## begin Records provided
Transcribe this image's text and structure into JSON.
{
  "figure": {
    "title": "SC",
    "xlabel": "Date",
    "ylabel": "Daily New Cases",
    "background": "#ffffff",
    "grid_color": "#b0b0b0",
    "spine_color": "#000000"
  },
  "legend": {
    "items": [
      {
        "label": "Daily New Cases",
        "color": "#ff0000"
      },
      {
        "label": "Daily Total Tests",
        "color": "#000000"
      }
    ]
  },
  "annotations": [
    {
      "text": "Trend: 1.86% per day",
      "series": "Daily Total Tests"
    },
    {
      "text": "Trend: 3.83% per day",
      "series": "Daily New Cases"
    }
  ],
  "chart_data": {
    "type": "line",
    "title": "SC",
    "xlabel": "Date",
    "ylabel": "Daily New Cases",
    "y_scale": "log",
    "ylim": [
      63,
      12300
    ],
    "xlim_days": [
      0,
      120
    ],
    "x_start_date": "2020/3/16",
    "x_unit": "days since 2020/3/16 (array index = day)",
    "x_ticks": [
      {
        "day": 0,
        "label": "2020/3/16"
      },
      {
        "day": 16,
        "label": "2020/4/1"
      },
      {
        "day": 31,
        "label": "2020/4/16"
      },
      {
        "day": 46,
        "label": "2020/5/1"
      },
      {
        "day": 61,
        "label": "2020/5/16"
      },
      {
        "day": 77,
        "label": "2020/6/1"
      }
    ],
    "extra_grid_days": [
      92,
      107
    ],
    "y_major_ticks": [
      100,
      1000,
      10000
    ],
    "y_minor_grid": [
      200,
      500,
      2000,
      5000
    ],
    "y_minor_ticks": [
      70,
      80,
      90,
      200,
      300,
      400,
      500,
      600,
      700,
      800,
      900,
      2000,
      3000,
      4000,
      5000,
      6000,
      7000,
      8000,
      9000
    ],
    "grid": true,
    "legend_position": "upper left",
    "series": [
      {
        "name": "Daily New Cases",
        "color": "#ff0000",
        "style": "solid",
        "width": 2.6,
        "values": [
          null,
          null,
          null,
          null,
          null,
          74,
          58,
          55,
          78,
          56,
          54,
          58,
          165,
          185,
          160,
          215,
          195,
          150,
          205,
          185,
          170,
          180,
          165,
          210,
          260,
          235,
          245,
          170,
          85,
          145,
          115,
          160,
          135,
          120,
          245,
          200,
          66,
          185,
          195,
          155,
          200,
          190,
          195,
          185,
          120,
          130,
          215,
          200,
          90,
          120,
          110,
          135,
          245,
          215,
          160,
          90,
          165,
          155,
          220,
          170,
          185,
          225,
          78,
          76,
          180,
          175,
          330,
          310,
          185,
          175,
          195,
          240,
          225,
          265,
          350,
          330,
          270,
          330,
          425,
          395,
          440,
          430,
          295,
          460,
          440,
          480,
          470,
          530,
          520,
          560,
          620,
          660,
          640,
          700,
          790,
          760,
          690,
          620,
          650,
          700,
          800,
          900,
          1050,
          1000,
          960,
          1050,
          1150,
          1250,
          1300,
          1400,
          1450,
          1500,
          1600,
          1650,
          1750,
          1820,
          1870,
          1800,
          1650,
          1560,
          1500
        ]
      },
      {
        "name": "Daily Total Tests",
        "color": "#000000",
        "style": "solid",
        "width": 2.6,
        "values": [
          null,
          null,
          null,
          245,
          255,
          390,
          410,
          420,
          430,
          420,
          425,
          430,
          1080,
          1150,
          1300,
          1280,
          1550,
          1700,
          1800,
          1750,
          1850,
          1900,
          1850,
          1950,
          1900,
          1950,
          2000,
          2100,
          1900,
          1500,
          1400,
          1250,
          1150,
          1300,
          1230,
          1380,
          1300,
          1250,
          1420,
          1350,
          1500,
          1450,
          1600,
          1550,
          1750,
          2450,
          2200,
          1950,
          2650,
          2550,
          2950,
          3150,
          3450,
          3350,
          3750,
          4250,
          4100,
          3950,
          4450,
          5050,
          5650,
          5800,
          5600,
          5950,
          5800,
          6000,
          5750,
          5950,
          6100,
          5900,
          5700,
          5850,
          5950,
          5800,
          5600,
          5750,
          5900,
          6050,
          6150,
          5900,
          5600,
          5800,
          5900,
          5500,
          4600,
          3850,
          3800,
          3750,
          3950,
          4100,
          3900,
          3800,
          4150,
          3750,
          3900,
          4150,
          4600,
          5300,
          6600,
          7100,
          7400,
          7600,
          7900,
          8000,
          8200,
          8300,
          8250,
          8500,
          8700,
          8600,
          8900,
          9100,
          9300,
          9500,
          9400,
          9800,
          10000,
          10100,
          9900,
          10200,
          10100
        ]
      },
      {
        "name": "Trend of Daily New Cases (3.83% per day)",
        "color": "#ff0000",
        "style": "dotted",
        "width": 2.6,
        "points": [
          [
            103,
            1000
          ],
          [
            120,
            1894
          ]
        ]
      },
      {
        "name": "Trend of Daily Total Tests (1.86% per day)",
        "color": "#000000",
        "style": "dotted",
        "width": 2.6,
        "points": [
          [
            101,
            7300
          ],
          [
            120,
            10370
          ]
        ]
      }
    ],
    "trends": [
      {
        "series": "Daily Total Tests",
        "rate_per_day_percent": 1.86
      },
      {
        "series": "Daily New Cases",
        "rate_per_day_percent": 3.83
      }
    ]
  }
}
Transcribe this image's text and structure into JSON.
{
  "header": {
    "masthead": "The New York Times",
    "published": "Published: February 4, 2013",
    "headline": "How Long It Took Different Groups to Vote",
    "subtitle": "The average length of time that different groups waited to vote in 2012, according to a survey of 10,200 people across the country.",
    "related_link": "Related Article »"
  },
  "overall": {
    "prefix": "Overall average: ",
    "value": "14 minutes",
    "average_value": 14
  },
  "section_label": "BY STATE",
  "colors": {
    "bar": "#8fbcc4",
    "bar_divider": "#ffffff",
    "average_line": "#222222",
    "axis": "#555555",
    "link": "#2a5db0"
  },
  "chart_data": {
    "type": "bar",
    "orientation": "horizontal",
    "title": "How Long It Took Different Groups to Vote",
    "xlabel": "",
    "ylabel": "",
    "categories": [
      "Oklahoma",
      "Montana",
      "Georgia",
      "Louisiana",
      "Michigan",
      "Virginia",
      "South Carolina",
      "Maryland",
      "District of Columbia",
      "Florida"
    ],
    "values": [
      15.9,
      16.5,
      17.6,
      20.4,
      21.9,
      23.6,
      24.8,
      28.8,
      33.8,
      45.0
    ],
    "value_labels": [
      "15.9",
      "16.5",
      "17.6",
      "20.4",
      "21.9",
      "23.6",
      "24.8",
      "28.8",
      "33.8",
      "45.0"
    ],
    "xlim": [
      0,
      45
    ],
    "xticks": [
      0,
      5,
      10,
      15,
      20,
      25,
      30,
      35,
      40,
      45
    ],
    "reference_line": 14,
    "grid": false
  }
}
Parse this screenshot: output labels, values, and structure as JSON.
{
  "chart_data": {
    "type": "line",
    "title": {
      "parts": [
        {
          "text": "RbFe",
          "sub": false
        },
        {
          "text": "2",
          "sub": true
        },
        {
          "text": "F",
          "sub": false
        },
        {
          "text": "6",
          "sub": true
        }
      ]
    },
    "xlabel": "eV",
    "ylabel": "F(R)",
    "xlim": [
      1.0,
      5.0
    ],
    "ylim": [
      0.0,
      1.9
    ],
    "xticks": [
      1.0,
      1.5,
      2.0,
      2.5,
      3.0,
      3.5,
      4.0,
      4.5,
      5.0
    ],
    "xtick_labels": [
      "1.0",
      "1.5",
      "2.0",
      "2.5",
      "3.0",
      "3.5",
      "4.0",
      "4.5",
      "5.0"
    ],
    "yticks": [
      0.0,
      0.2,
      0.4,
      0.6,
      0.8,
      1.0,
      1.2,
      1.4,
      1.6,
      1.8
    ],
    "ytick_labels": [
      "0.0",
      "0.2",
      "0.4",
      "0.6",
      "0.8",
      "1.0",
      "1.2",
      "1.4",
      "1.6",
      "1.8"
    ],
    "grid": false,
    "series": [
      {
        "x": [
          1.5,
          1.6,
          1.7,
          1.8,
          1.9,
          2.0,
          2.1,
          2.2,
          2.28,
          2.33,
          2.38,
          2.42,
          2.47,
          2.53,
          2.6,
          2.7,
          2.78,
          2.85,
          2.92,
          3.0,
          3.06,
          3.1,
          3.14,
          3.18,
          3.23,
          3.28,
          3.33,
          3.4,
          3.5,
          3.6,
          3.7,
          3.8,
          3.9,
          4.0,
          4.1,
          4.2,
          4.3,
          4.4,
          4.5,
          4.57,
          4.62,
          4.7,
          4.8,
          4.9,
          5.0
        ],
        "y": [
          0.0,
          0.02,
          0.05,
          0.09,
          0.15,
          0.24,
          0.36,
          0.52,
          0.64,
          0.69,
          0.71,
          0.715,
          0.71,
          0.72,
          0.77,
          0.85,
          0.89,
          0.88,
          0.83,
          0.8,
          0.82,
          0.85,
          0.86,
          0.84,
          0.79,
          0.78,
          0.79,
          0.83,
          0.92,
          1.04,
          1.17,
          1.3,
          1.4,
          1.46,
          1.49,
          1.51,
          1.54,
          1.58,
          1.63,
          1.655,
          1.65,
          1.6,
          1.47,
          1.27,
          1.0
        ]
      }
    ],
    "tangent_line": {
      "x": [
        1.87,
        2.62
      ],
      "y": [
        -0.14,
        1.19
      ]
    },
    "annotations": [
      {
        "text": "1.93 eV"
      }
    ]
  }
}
## end Records provided
• Written request:
Lines holding the word "ylabel" should be counted across the entries; state only how many there are.

• Output of the exercise:
4